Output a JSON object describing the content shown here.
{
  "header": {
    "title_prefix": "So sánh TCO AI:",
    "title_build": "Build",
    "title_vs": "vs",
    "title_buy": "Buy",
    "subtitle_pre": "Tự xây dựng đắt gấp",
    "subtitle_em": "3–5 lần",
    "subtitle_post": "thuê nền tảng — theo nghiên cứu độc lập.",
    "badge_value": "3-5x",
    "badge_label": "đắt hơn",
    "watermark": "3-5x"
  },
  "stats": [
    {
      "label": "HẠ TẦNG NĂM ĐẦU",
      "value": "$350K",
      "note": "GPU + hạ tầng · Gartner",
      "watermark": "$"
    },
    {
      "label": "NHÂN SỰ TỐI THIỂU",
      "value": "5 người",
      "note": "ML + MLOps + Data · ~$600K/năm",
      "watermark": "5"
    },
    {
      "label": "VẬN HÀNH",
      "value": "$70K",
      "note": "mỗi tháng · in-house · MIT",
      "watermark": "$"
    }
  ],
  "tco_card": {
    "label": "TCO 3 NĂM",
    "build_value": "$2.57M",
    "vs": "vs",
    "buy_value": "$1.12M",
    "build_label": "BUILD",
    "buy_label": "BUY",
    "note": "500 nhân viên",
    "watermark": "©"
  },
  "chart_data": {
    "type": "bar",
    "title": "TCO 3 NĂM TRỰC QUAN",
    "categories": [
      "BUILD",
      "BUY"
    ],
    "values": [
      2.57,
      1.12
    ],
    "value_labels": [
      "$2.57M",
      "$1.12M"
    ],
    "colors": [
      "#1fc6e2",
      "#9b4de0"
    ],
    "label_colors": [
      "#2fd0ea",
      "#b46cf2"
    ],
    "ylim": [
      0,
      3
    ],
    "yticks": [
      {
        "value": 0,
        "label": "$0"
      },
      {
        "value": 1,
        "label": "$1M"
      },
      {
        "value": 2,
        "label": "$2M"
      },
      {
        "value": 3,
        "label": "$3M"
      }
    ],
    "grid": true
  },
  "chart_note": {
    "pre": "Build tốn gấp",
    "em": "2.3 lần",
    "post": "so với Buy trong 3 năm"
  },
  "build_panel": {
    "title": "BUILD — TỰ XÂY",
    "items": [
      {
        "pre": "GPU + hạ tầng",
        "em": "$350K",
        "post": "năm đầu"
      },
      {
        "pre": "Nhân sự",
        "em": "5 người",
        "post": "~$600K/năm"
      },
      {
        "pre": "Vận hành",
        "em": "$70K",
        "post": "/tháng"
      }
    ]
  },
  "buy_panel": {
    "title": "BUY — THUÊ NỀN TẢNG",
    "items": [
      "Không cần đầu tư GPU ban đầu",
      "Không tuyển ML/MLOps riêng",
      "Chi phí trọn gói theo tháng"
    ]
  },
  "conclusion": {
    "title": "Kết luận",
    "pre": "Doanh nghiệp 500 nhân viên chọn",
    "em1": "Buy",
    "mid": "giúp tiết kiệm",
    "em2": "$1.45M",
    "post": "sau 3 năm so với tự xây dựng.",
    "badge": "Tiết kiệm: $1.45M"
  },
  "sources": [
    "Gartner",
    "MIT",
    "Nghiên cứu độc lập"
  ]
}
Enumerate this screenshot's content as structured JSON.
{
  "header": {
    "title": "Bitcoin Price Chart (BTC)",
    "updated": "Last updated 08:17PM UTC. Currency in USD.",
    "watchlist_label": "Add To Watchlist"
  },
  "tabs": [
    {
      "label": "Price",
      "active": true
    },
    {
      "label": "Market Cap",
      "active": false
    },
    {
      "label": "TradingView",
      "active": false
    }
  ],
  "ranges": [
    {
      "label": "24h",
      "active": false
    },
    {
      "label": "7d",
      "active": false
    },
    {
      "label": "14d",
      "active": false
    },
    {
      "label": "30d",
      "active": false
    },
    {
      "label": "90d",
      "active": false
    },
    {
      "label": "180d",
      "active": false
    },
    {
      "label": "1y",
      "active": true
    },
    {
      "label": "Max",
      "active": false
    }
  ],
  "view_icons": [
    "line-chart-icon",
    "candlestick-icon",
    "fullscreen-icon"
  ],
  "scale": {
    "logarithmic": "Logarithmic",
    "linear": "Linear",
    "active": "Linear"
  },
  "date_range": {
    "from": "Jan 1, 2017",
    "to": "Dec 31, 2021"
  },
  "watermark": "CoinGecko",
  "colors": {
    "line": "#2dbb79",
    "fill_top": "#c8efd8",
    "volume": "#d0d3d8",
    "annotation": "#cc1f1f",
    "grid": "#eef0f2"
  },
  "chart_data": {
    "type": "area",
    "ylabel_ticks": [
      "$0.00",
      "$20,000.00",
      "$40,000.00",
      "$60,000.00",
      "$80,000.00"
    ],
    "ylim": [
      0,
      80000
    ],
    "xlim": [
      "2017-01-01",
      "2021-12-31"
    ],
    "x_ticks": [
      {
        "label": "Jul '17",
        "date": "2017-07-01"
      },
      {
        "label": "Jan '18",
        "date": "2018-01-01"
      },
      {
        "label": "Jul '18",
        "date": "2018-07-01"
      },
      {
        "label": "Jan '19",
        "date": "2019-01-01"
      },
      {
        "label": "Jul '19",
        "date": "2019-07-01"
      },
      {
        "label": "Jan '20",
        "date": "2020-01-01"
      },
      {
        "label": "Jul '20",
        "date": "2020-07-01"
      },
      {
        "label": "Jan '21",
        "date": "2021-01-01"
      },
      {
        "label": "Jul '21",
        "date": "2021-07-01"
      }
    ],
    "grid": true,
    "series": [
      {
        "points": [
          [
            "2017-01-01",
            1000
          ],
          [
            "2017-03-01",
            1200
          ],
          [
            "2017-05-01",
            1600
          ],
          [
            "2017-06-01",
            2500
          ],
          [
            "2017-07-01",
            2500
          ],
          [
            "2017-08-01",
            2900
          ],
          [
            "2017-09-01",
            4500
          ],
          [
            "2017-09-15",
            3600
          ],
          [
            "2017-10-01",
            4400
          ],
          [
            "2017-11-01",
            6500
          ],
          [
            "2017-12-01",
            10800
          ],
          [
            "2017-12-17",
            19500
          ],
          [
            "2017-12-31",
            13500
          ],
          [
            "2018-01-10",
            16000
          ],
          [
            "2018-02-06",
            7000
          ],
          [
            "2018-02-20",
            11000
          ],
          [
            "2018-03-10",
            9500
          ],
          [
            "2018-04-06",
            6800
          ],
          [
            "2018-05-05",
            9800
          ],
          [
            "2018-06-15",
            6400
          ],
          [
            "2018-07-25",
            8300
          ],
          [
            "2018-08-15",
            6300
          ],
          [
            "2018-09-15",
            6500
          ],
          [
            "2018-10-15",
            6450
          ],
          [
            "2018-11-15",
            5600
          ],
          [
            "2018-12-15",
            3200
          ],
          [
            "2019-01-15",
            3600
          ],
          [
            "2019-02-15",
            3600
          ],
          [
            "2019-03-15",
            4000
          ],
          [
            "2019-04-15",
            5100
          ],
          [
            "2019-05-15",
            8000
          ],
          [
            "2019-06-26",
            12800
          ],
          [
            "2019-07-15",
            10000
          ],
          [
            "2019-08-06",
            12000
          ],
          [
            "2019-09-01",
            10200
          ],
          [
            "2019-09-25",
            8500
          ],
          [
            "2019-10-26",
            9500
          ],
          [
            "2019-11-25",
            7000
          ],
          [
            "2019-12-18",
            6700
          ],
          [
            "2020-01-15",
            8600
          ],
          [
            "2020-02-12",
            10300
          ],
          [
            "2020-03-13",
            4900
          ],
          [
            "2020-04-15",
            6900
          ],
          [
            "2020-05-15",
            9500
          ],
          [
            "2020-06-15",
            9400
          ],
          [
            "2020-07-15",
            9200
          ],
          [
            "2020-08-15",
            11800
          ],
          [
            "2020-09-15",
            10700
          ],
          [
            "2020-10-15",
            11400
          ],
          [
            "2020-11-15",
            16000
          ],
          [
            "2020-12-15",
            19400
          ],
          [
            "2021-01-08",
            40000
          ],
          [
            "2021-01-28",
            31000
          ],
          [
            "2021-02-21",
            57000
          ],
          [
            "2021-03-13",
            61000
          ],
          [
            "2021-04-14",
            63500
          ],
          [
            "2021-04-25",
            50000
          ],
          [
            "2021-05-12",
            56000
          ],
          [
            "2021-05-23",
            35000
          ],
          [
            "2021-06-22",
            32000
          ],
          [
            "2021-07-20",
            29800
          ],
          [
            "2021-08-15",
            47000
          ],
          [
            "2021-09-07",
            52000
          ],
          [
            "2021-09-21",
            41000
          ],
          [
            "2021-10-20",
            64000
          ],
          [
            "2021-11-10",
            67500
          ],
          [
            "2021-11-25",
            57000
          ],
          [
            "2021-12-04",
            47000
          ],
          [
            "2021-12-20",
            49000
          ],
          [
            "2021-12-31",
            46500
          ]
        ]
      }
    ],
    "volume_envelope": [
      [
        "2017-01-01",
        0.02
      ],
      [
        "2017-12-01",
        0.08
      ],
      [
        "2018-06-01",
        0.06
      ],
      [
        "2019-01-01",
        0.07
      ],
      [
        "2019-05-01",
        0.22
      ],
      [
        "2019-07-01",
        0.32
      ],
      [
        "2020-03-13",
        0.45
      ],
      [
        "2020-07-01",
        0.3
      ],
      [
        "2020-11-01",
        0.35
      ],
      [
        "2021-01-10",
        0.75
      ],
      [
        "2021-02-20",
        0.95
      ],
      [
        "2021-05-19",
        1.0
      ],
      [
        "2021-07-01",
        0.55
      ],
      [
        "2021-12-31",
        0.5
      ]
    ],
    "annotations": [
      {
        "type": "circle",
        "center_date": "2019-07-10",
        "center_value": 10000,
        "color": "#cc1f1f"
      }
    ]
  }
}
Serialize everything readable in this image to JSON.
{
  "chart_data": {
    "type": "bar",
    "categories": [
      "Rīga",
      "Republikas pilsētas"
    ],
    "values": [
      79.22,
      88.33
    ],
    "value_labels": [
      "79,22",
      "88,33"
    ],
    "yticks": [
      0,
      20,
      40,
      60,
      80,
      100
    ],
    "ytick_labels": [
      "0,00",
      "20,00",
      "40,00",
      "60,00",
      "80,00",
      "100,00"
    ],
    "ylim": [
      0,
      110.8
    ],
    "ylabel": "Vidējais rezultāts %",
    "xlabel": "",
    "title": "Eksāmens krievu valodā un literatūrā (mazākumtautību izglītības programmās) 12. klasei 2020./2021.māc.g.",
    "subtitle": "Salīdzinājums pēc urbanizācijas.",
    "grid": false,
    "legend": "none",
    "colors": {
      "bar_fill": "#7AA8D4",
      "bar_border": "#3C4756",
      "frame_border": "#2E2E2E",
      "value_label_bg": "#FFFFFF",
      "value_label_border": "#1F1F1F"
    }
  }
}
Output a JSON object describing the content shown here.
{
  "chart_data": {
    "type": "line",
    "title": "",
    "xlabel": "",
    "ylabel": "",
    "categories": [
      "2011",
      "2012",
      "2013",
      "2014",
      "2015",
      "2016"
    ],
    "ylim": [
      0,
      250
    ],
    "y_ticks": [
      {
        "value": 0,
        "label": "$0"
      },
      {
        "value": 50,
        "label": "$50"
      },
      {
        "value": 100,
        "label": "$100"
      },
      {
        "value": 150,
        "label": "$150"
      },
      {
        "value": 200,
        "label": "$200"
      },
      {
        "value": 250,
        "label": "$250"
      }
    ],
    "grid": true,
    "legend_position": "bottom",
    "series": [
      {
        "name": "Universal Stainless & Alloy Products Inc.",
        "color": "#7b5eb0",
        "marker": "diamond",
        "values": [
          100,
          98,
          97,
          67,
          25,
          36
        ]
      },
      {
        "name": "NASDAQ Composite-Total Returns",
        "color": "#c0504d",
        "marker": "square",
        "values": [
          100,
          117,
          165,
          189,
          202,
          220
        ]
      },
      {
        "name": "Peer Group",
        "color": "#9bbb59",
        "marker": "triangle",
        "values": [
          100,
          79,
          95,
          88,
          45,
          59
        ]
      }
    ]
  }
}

──────

▶ [DIRECTION]:
Report every line in the data above in which the word "watermark" appears.

▶ [WRITTEN RESPONSE]:
    "watermark": "3-5x"
      "watermark": "$"
      "watermark": "5"
      "watermark": "$"
    "watermark": "©"
  "watermark": "CoinGecko",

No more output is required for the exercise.